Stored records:
## BEGIN

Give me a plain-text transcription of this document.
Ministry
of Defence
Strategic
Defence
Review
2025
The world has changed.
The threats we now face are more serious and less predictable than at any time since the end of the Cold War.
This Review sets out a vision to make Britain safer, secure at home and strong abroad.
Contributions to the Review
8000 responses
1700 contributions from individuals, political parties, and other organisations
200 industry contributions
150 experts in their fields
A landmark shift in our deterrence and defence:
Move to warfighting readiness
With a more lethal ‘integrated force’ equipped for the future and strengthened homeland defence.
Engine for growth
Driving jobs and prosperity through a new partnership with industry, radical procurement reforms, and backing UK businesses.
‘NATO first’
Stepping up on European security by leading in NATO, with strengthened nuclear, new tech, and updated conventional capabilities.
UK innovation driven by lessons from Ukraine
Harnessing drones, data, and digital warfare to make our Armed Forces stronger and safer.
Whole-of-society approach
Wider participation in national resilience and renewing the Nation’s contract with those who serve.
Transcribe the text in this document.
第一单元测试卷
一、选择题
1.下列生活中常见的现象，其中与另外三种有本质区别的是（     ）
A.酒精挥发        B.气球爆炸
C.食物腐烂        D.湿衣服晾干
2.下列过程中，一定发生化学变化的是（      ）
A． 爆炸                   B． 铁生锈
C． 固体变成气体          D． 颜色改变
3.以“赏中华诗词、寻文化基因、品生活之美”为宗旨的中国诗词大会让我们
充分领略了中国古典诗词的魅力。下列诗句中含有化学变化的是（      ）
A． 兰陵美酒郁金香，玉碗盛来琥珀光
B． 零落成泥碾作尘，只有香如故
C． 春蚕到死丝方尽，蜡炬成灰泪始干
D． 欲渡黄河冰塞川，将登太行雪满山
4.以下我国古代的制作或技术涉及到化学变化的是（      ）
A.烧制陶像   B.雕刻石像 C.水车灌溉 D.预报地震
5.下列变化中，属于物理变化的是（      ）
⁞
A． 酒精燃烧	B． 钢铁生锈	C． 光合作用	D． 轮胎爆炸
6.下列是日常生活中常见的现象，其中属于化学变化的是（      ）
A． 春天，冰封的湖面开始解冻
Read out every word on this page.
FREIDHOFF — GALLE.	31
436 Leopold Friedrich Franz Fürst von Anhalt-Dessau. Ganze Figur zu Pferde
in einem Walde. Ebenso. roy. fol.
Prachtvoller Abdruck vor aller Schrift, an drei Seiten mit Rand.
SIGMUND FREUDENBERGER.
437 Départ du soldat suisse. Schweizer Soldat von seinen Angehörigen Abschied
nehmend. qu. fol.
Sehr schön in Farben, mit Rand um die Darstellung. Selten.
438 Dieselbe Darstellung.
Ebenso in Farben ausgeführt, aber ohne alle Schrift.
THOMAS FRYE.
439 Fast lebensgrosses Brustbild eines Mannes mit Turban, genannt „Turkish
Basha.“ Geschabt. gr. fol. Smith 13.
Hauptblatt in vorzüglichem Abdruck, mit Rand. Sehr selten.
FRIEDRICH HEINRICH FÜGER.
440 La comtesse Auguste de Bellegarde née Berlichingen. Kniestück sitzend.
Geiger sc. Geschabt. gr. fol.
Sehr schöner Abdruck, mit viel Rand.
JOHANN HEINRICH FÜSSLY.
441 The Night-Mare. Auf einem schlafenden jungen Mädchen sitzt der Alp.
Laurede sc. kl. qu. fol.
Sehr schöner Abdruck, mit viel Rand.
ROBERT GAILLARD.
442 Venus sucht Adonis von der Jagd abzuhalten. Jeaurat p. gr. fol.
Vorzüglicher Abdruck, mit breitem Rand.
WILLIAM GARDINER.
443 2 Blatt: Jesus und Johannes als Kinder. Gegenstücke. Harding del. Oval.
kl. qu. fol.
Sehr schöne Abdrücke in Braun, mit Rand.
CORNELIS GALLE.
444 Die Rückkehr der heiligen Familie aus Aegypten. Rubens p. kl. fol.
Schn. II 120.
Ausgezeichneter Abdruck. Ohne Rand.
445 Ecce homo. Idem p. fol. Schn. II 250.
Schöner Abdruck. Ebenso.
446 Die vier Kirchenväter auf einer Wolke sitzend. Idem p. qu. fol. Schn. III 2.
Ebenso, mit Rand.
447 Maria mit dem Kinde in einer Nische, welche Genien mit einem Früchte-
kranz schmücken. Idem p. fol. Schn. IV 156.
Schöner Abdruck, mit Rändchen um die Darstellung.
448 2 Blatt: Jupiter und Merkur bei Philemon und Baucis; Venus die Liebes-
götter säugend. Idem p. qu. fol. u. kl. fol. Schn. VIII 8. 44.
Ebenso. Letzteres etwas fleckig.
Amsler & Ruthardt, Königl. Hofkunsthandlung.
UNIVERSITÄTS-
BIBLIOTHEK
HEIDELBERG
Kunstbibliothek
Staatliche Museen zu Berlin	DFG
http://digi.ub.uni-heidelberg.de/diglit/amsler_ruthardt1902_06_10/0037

## END

Set every line of the listing down word for word.

Give me a plain-text transcription of this document.
Ministry
of Defence
Strategic
Defence
Review
2025
The world has changed.
The threats we now face are more serious and less predictable than at any time since the end of the Cold War.
This Review sets out a vision to make Britain safer, secure at home and strong abroad.
Contributions to the Review
8000 responses
1700 contributions from individuals, political parties, and other organisations
200 industry contributions
150 experts in their fields
A landmark shift in our deterrence and defence:
Move to warfighting readiness
With a more lethal ‘integrated force’ equipped for the future and strengthened homeland defence.
Engine for growth
Driving jobs and prosperity through a new partnership with industry, radical procurement reforms, and backing UK businesses.
‘NATO first’
Stepping up on European security by leading in NATO, with strengthened nuclear, new tech, and updated conventional capabilities.
UK innovation driven by lessons from Ukraine
Harnessing drones, data, and digital warfare to make our Armed Forces stronger and safer.
Whole-of-society approach
Wider participation in national resilience and renewing the Nation’s contract with those who serve.
Transcribe the text in this document.
第一单元测试卷
一、选择题
1.下列生活中常见的现象，其中与另外三种有本质区别的是（     ）
A.酒精挥发        B.气球爆炸
C.食物腐烂        D.湿衣服晾干
2.下列过程中，一定发生化学变化的是（      ）
A． 爆炸                   B． 铁生锈
C． 固体变成气体          D． 颜色改变
3.以“赏中华诗词、寻文化基因、品生活之美”为宗旨的中国诗词大会让我们
充分领略了中国古典诗词的魅力。下列诗句中含有化学变化的是（      ）
A． 兰陵美酒郁金香，玉碗盛来琥珀光
B． 零落成泥碾作尘，只有香如故
C． 春蚕到死丝方尽，蜡炬成灰泪始干
D． 欲渡黄河冰塞川，将登太行雪满山
4.以下我国古代的制作或技术涉及到化学变化的是（      ）
A.烧制陶像   B.雕刻石像 C.水车灌溉 D.预报地震
5.下列变化中，属于物理变化的是（      ）
⁞
A． 酒精燃烧	B． 钢铁生锈	C． 光合作用	D． 轮胎爆炸
6.下列是日常生活中常见的现象，其中属于化学变化的是（      ）
A． 春天，冰封的湖面开始解冻
Read out every word on this page.
FREIDHOFF — GALLE.	31
436 Leopold Friedrich Franz Fürst von Anhalt-Dessau. Ganze Figur zu Pferde
in einem Walde. Ebenso. roy. fol.
Prachtvoller Abdruck vor aller Schrift, an drei Seiten mit Rand.
SIGMUND FREUDENBERGER.
437 Départ du soldat suisse. Schweizer Soldat von seinen Angehörigen Abschied
nehmend. qu. fol.
Sehr schön in Farben, mit Rand um die Darstellung. Selten.
438 Dieselbe Darstellung.
Ebenso in Farben ausgeführt, aber ohne alle Schrift.
THOMAS FRYE.
439 Fast lebensgrosses Brustbild eines Mannes mit Turban, genannt „Turkish
Basha.“ Geschabt. gr. fol. Smith 13.
Hauptblatt in vorzüglichem Abdruck, mit Rand. Sehr selten.
FRIEDRICH HEINRICH FÜGER.
440 La comtesse Auguste de Bellegarde née Berlichingen. Kniestück sitzend.
Geiger sc. Geschabt. gr. fol.
Sehr schöner Abdruck, mit viel Rand.
JOHANN HEINRICH FÜSSLY.
441 The Night-Mare. Auf einem schlafenden jungen Mädchen sitzt der Alp.
Laurede sc. kl. qu. fol.
Sehr schöner Abdruck, mit viel Rand.
ROBERT GAILLARD.
442 Venus sucht Adonis von der Jagd abzuhalten. Jeaurat p. gr. fol.
Vorzüglicher Abdruck, mit breitem Rand.
WILLIAM GARDINER.
443 2 Blatt: Jesus und Johannes als Kinder. Gegenstücke. Harding del. Oval.
kl. qu. fol.
Sehr schöne Abdrücke in Braun, mit Rand.
CORNELIS GALLE.
444 Die Rückkehr der heiligen Familie aus Aegypten. Rubens p. kl. fol.
Schn. II 120.
Ausgezeichneter Abdruck. Ohne Rand.
445 Ecce homo. Idem p. fol. Schn. II 250.
Schöner Abdruck. Ebenso.
446 Die vier Kirchenväter auf einer Wolke sitzend. Idem p. qu. fol. Schn. III 2.
Ebenso, mit Rand.
447 Maria mit dem Kinde in einer Nische, welche Genien mit einem Früchte-
kranz schmücken. Idem p. fol. Schn. IV 156.
Schöner Abdruck, mit Rändchen um die Darstellung.
448 2 Blatt: Jupiter und Merkur bei Philemon und Baucis; Venus die Liebes-
götter säugend. Idem p. qu. fol. u. kl. fol. Schn. VIII 8. 44.
Ebenso. Letzteres etwas fleckig.
Amsler & Ruthardt, Königl. Hofkunsthandlung.
UNIVERSITÄTS-
BIBLIOTHEK
HEIDELBERG
Kunstbibliothek
Staatliche Museen zu Berlin	DFG
http://digi.ub.uni-heidelberg.de/diglit/amsler_ruthardt1902_06_10/0037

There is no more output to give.